- _Materials provided_
----------------------------------------

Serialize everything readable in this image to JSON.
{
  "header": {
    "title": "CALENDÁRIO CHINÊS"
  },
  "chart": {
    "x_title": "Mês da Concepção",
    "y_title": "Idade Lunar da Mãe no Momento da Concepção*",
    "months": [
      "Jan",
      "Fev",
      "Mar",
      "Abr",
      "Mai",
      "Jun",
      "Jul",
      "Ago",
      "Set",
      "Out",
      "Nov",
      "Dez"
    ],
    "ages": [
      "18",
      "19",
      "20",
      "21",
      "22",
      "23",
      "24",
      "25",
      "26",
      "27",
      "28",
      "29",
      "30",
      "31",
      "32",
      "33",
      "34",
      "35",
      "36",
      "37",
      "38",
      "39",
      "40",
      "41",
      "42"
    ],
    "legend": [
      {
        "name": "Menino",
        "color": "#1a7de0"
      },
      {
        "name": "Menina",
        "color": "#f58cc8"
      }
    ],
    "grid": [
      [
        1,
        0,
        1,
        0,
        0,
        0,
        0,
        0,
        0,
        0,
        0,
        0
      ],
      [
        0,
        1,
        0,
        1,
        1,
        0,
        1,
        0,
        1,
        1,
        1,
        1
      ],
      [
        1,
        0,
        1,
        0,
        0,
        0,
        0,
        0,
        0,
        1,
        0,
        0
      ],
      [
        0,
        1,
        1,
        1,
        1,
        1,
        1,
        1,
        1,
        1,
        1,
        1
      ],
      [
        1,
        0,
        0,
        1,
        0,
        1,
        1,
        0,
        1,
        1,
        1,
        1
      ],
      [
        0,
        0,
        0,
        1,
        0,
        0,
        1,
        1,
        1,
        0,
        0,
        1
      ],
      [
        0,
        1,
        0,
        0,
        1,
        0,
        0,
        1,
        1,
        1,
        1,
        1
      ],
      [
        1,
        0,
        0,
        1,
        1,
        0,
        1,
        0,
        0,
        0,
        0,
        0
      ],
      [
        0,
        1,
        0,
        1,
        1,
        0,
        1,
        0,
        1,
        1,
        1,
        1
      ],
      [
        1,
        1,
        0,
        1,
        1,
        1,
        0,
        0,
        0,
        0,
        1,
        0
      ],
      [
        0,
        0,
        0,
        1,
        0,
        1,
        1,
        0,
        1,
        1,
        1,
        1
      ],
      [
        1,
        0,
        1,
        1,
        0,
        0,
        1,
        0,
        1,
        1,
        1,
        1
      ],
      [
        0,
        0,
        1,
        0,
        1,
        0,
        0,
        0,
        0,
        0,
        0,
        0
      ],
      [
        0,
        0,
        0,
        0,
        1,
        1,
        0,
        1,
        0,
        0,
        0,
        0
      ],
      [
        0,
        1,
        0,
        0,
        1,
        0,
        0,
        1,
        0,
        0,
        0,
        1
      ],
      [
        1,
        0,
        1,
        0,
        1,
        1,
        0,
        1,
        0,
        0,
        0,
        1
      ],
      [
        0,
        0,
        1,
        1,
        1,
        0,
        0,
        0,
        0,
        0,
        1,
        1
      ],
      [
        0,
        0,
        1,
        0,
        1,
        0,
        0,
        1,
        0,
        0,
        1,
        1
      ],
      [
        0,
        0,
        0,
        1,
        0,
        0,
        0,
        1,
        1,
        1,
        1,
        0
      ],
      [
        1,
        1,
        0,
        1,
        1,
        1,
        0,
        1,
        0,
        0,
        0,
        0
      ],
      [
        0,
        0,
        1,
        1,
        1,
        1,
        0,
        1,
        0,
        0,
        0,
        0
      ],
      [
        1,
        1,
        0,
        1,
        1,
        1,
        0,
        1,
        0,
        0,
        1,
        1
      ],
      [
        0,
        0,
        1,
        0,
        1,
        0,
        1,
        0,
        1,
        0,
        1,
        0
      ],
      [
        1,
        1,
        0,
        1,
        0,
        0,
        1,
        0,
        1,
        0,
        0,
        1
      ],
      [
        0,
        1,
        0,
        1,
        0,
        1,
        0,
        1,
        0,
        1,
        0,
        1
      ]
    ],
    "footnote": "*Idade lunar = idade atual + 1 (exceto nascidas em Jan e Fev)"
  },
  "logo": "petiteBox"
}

----------------------------------------

- _Description of the task_
Among the lines of the material, find those that hold the word "Concepção" and copy them.

- _Task result_
    "x_title": "Mês da Concepção",
    "y_title": "Idade Lunar da Mãe no Momento da Concepção*",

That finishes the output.